> Stored entries

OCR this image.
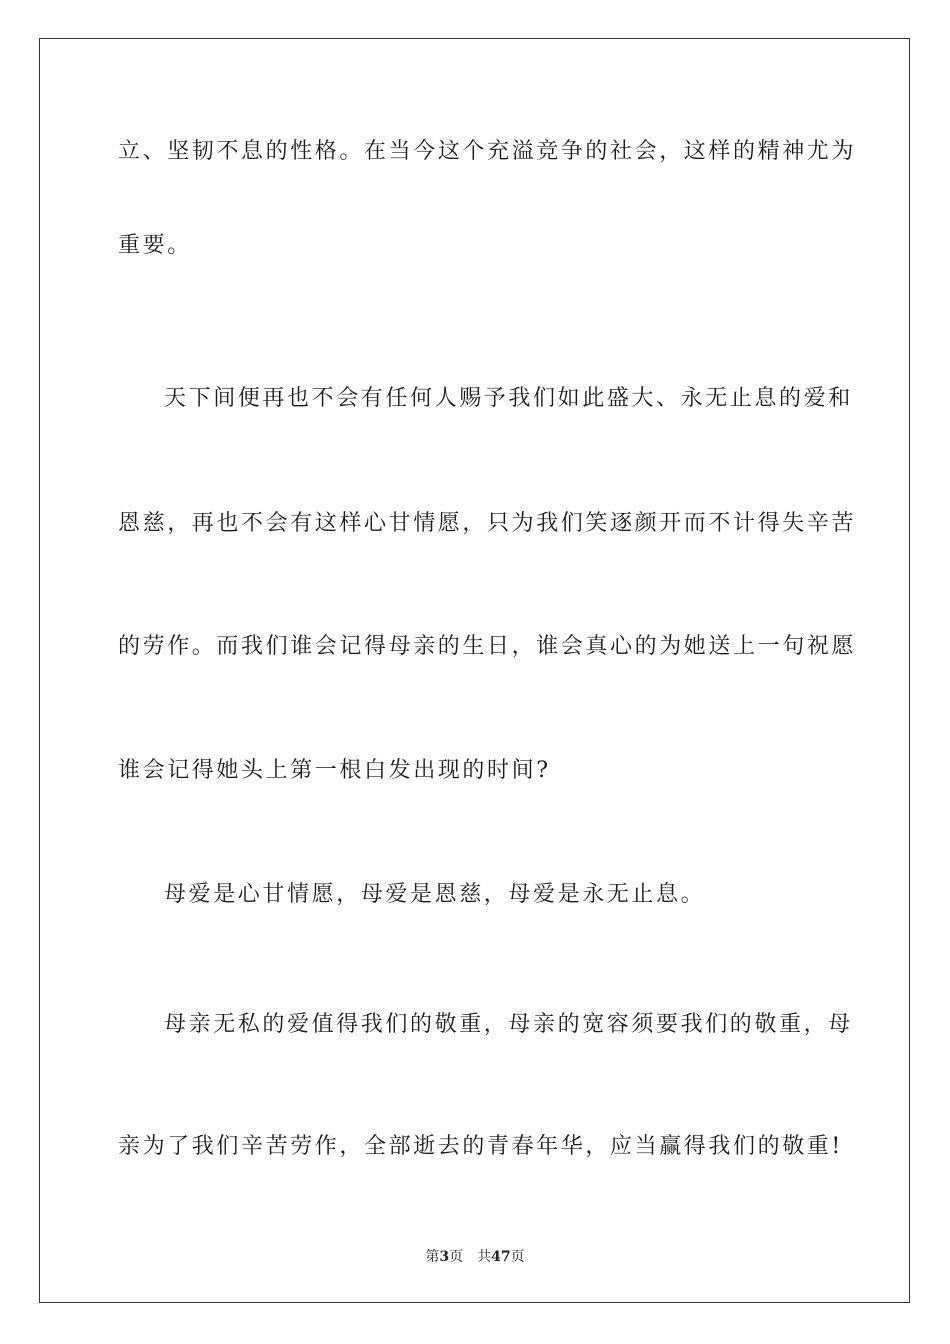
立、坚韧不息的性格。在当今这个充溢竞争的社会，这样的精神尤为
重要。
天下间便再也不会有任何人赐予我们如此盛大、永无止息的爱和
恩慈，再也不会有这样心甘情愿，只为我们笑逐颜开而不计得失辛苦
的劳作。而我们谁会记得母亲的生日，谁会真心的为她送上一句祝愿
谁会记得她头上第一根白发出现的时间?
母爱是心甘情愿，母爱是恩慈，母爱是永无止息。
母亲无私的爱值得我们的敬重，母亲的宽容须要我们的敬重，母
亲为了我们辛苦劳作，全部逝去的青春年华，应当赢得我们的敬重!
第3页 共47页
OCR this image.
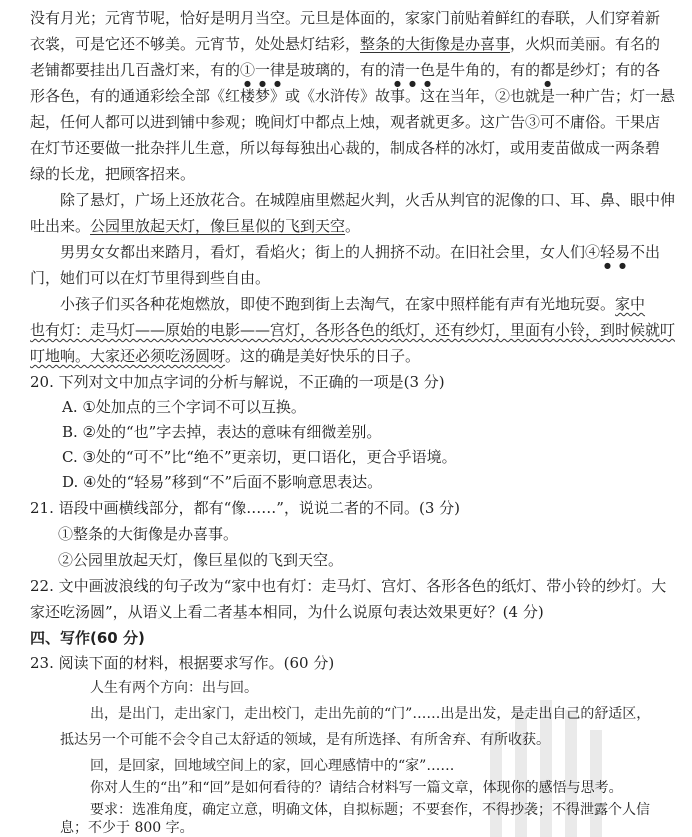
没有月光；元宵节呢，恰好是明月当空。元旦是体面的，家家门前贴着鲜红的春联，人们穿着新
衣裳，可是它还不够美。元宵节，处处悬灯结彩，整条的大街像是办喜事，火炽而美丽。有名的
老铺都要挂出几百盏灯来，有的①一律是玻璃的，有的清一色是牛角的，有的都是纱灯；有的各
形各色，有的通通彩绘全部《红楼梦》或《水浒传》故事。这在当年，②也就是一种广告；灯一悬
起，任何人都可以进到铺中参观；晚间灯中都点上烛，观者就更多。这广告③可不庸俗。干果店
在灯节还要做一批杂拌儿生意，所以每每独出心裁的，制成各样的冰灯，或用麦苗做成一两条碧
绿的长龙，把顾客招来。
除了悬灯，广场上还放花合。在城隍庙里燃起火判，火舌从判官的泥像的口、耳、鼻、眼中伸
吐出来。公园里放起天灯，像巨星似的飞到天空。
男男女女都出来踏月，看灯，看焰火；街上的人拥挤不动。在旧社会里，女人们④轻易不出
门，她们可以在灯节里得到些自由。
小孩子们买各种花炮燃放，即使不跑到街上去淘气，在家中照样能有声有光地玩耍。家中
也有灯：走马灯——原始的电影——宫灯，各形各色的纸灯，还有纱灯，里面有小铃，到时候就叮
叮地响。大家还必须吃汤圆呀。这的确是美好快乐的日子。
20. 下列对文中加点字词的分析与解说，不正确的一项是(3 分)
A. ①处加点的三个字词不可以互换。
B. ②处的“也”字去掉，表达的意味有细微差别。
C. ③处的“可不”比“绝不”更亲切，更口语化，更合乎语境。
D. ④处的“轻易”移到“不”后面不影响意思表达。
21. 语段中画横线部分，都有“像……”，说说二者的不同。(3 分)
①整条的大街像是办喜事。
②公园里放起天灯，像巨星似的飞到天空。
22. 文中画波浪线的句子改为“家中也有灯：走马灯、宫灯、各形各色的纸灯、带小铃的纱灯。大
家还吃汤圆”，从语义上看二者基本相同，为什么说原句表达效果更好？(4 分)
四、写作(60 分)
23. 阅读下面的材料，根据要求写作。(60 分)
人生有两个方向：出与回。
出，是出门，走出家门，走出校门，走出先前的“门”……出是出发，是走出自己的舒适区，
抵达另一个可能不会令自己太舒适的领域，是有所选择、有所舍弃、有所收获。
回，是回家，回地域空间上的家，回心理感情中的“家”……
你对人生的“出”和“回”是如何看待的？请结合材料写一篇文章，体现你的感悟与思考。
要求：选准角度，确定立意，明确文体，自拟标题；不要套作，不得抄袭；不得泄露个人信
息；不少于 800 字。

> Given task
Without including any pictures, print each record exactly.

> Answer for the task
OCR this image.
立、坚韧不息的性格。在当今这个充溢竞争的社会，这样的精神尤为
重要。
天下间便再也不会有任何人赐予我们如此盛大、永无止息的爱和
恩慈，再也不会有这样心甘情愿，只为我们笑逐颜开而不计得失辛苦
的劳作。而我们谁会记得母亲的生日，谁会真心的为她送上一句祝愿
谁会记得她头上第一根白发出现的时间?
母爱是心甘情愿，母爱是恩慈，母爱是永无止息。
母亲无私的爱值得我们的敬重，母亲的宽容须要我们的敬重，母
亲为了我们辛苦劳作，全部逝去的青春年华，应当赢得我们的敬重!
第3页 共47页
OCR this image.
没有月光；元宵节呢，恰好是明月当空。元旦是体面的，家家门前贴着鲜红的春联，人们穿着新
衣裳，可是它还不够美。元宵节，处处悬灯结彩，整条的大街像是办喜事，火炽而美丽。有名的
老铺都要挂出几百盏灯来，有的①一律是玻璃的，有的清一色是牛角的，有的都是纱灯；有的各
形各色，有的通通彩绘全部《红楼梦》或《水浒传》故事。这在当年，②也就是一种广告；灯一悬
起，任何人都可以进到铺中参观；晚间灯中都点上烛，观者就更多。这广告③可不庸俗。干果店
在灯节还要做一批杂拌儿生意，所以每每独出心裁的，制成各样的冰灯，或用麦苗做成一两条碧
绿的长龙，把顾客招来。
除了悬灯，广场上还放花合。在城隍庙里燃起火判，火舌从判官的泥像的口、耳、鼻、眼中伸
吐出来。公园里放起天灯，像巨星似的飞到天空。
男男女女都出来踏月，看灯，看焰火；街上的人拥挤不动。在旧社会里，女人们④轻易不出
门，她们可以在灯节里得到些自由。
小孩子们买各种花炮燃放，即使不跑到街上去淘气，在家中照样能有声有光地玩耍。家中
也有灯：走马灯——原始的电影——宫灯，各形各色的纸灯，还有纱灯，里面有小铃，到时候就叮
叮地响。大家还必须吃汤圆呀。这的确是美好快乐的日子。
20. 下列对文中加点字词的分析与解说，不正确的一项是(3 分)
A. ①处加点的三个字词不可以互换。
B. ②处的“也”字去掉，表达的意味有细微差别。
C. ③处的“可不”比“绝不”更亲切，更口语化，更合乎语境。
D. ④处的“轻易”移到“不”后面不影响意思表达。
21. 语段中画横线部分，都有“像……”，说说二者的不同。(3 分)
①整条的大街像是办喜事。
②公园里放起天灯，像巨星似的飞到天空。
22. 文中画波浪线的句子改为“家中也有灯：走马灯、宫灯、各形各色的纸灯、带小铃的纱灯。大
家还吃汤圆”，从语义上看二者基本相同，为什么说原句表达效果更好？(4 分)
四、写作(60 分)
23. 阅读下面的材料，根据要求写作。(60 分)
人生有两个方向：出与回。
出，是出门，走出家门，走出校门，走出先前的“门”……出是出发，是走出自己的舒适区，
抵达另一个可能不会令自己太舒适的领域，是有所选择、有所舍弃、有所收获。
回，是回家，回地域空间上的家，回心理感情中的“家”……
你对人生的“出”和“回”是如何看待的？请结合材料写一篇文章，体现你的感悟与思考。
要求：选准角度，确定立意，明确文体，自拟标题；不要套作，不得抄袭；不得泄露个人信
息；不少于 800 字。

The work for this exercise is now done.